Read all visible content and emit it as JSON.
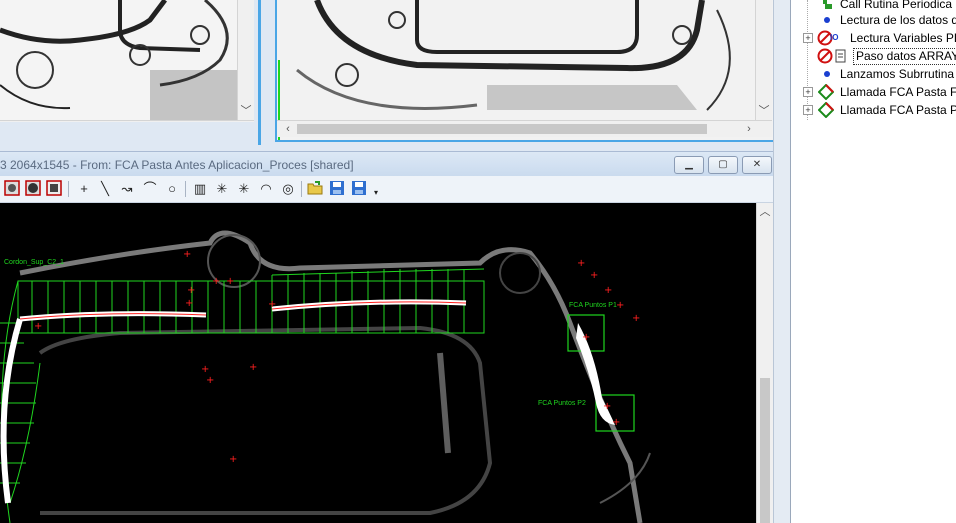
{
  "main_window": {
    "title": "3 2064x1545 - From: FCA Pasta Antes Aplicacion_Proces [shared]",
    "minimize_symbol": "▁",
    "maximize_symbol": "▢",
    "close_symbol": "✕"
  },
  "scroll_arrows": {
    "left": "‹",
    "right": "›",
    "up": "︿",
    "down": "﹀"
  },
  "toolbar": {
    "tools": [
      "+",
      "╲",
      "↝",
      "⌒",
      "○",
      "▥",
      "✳",
      "✳",
      "◠",
      "◎"
    ]
  },
  "overlay_labels": {
    "cordon": "Cordon_Sup_C2_1",
    "puntos1": "FCA Puntos P1",
    "puntos2": "FCA Puntos P2"
  },
  "tree": {
    "items": [
      {
        "label": "Call Rutina Periodica P",
        "icon": "green-arrow-icon",
        "expandable": false
      },
      {
        "label": "Lectura de los datos q",
        "icon": "blue-dot-icon",
        "expandable": false
      },
      {
        "label": "Lectura Variables PL",
        "icon": "io-read-icon",
        "expandable": true
      },
      {
        "label": "Paso datos ARRAY I",
        "icon": "disabled-step-icon",
        "expandable": false
      },
      {
        "label": "Lanzamos Subrrutina c",
        "icon": "blue-dot-icon",
        "expandable": false
      },
      {
        "label": "Llamada FCA Pasta Fo",
        "icon": "diamond-icon",
        "expandable": true
      },
      {
        "label": "Llamada FCA Pasta Pro",
        "icon": "diamond-icon",
        "expandable": true
      }
    ]
  },
  "colors": {
    "overlay_green": "#1fd61f",
    "overlay_red": "#ff2020",
    "title_text": "#5a6a80"
  }
}
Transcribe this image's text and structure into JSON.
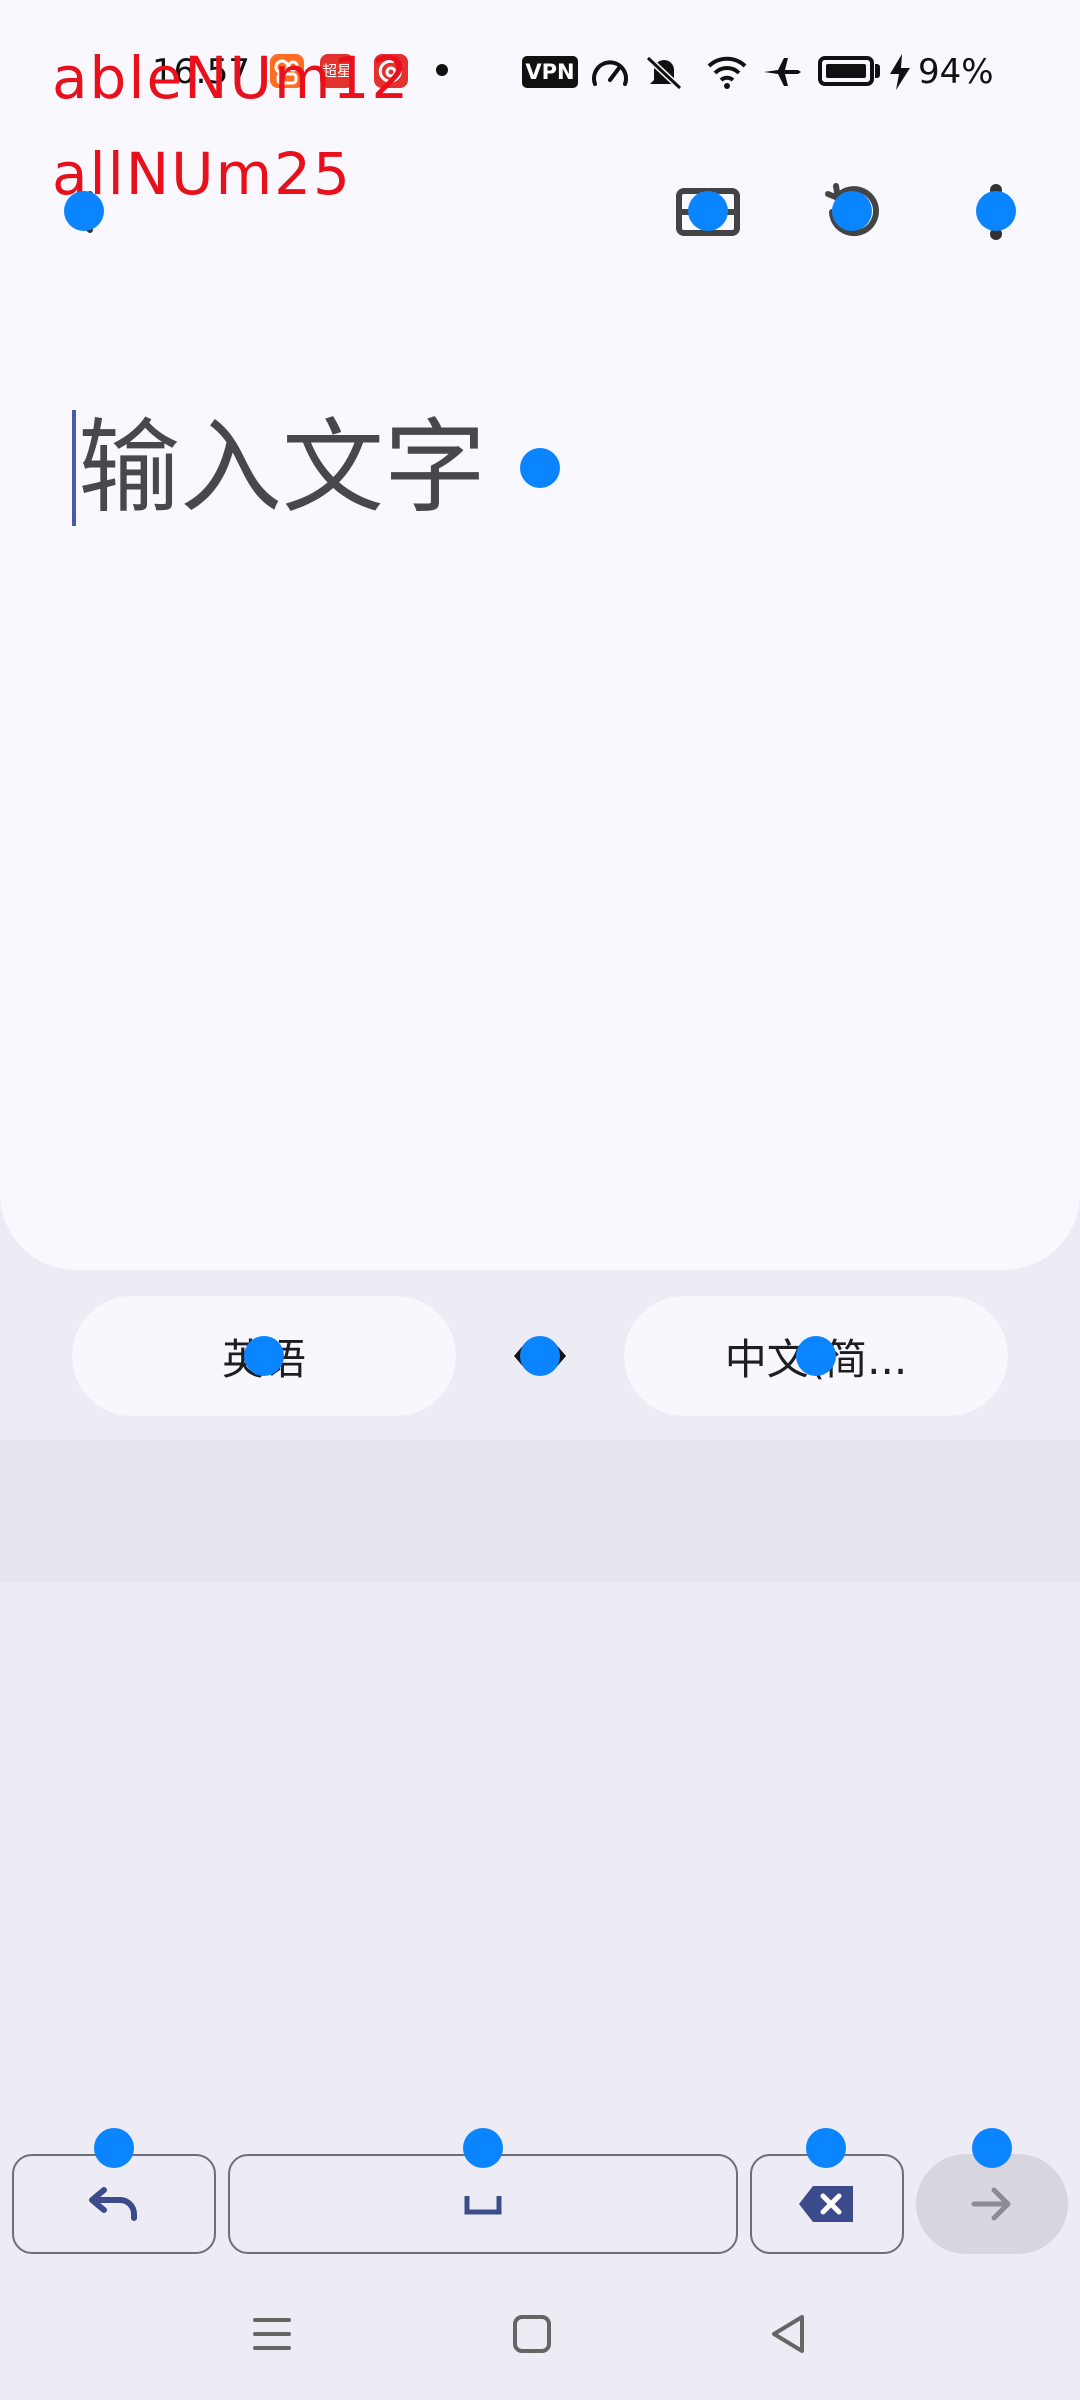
{
  "status_bar": {
    "time": "16:57",
    "app_icons": [
      "kuaishou-icon",
      "chaoxing-icon",
      "netease-music-icon"
    ],
    "chaoxing_label": "超星",
    "vpn_label": "VPN",
    "icons": [
      "speed-icon",
      "mute-icon",
      "wifi-icon",
      "airplane-icon",
      "battery-icon",
      "charging-icon"
    ],
    "battery_percent": "94%"
  },
  "overlay": {
    "line1": "ableNUm12",
    "line2": "allNUm25",
    "color": "#e8101a"
  },
  "toolbar": {
    "icons": [
      "back-icon",
      "scan-icon",
      "history-icon",
      "more-icon"
    ]
  },
  "input": {
    "placeholder": "输入文字"
  },
  "language_bar": {
    "source": "英语",
    "target": "中文(简...",
    "swap_icon": "swap-icon"
  },
  "keys": {
    "undo_icon": "undo-icon",
    "space_icon": "space-icon",
    "delete_icon": "backspace-icon",
    "next_icon": "arrow-right-icon"
  },
  "nav_bar": {
    "icons": [
      "menu-icon",
      "home-icon",
      "back-triangle-icon"
    ]
  },
  "colors": {
    "card_background": "#f8f8fe",
    "page_background": "#edecf5",
    "suggestion_band": "#e7e5ef",
    "caret": "#4a5aa6",
    "touch_marker": "#0a84ff",
    "next_key": "#d8d7e0"
  }
}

□ □ □ □

Task goal: The pictures should not be reproduced; quote all of the other material exactly.

Result of this exercise:
Read all visible content and emit it as JSON.
{
  "main_window": {
    "title": "3 2064x1545 - From: FCA Pasta Antes Aplicacion_Proces [shared]",
    "minimize_symbol": "▁",
    "maximize_symbol": "▢",
    "close_symbol": "✕"
  },
  "scroll_arrows": {
    "left": "‹",
    "right": "›",
    "up": "︿",
    "down": "﹀"
  },
  "toolbar": {
    "tools": [
      "+",
      "╲",
      "↝",
      "⌒",
      "○",
      "▥",
      "✳",
      "✳",
      "◠",
      "◎"
    ]
  },
  "overlay_labels": {
    "cordon": "Cordon_Sup_C2_1",
    "puntos1": "FCA Puntos P1",
    "puntos2": "FCA Puntos P2"
  },
  "tree": {
    "items": [
      {
        "label": "Call Rutina Periodica P",
        "icon": "green-arrow-icon",
        "expandable": false
      },
      {
        "label": "Lectura de los datos q",
        "icon": "blue-dot-icon",
        "expandable": false
      },
      {
        "label": "Lectura Variables PL",
        "icon": "io-read-icon",
        "expandable": true
      },
      {
        "label": "Paso datos ARRAY I",
        "icon": "disabled-step-icon",
        "expandable": false
      },
      {
        "label": "Lanzamos Subrrutina c",
        "icon": "blue-dot-icon",
        "expandable": false
      },
      {
        "label": "Llamada FCA Pasta Fo",
        "icon": "diamond-icon",
        "expandable": true
      },
      {
        "label": "Llamada FCA Pasta Pro",
        "icon": "diamond-icon",
        "expandable": true
      }
    ]
  },
  "colors": {
    "overlay_green": "#1fd61f",
    "overlay_red": "#ff2020",
    "title_text": "#5a6a80"
  }
}
Transcribe this image's text and structure into JSON.
{
  "status_bar": {
    "time": "16:57",
    "app_icons": [
      "kuaishou-icon",
      "chaoxing-icon",
      "netease-music-icon"
    ],
    "chaoxing_label": "超星",
    "vpn_label": "VPN",
    "icons": [
      "speed-icon",
      "mute-icon",
      "wifi-icon",
      "airplane-icon",
      "battery-icon",
      "charging-icon"
    ],
    "battery_percent": "94%"
  },
  "overlay": {
    "line1": "ableNUm12",
    "line2": "allNUm25",
    "color": "#e8101a"
  },
  "toolbar": {
    "icons": [
      "back-icon",
      "scan-icon",
      "history-icon",
      "more-icon"
    ]
  },
  "input": {
    "placeholder": "输入文字"
  },
  "language_bar": {
    "source": "英语",
    "target": "中文(简...",
    "swap_icon": "swap-icon"
  },
  "keys": {
    "undo_icon": "undo-icon",
    "space_icon": "space-icon",
    "delete_icon": "backspace-icon",
    "next_icon": "arrow-right-icon"
  },
  "nav_bar": {
    "icons": [
      "menu-icon",
      "home-icon",
      "back-triangle-icon"
    ]
  },
  "colors": {
    "card_background": "#f8f8fe",
    "page_background": "#edecf5",
    "suggestion_band": "#e7e5ef",
    "caret": "#4a5aa6",
    "touch_marker": "#0a84ff",
    "next_key": "#d8d7e0"
  }
}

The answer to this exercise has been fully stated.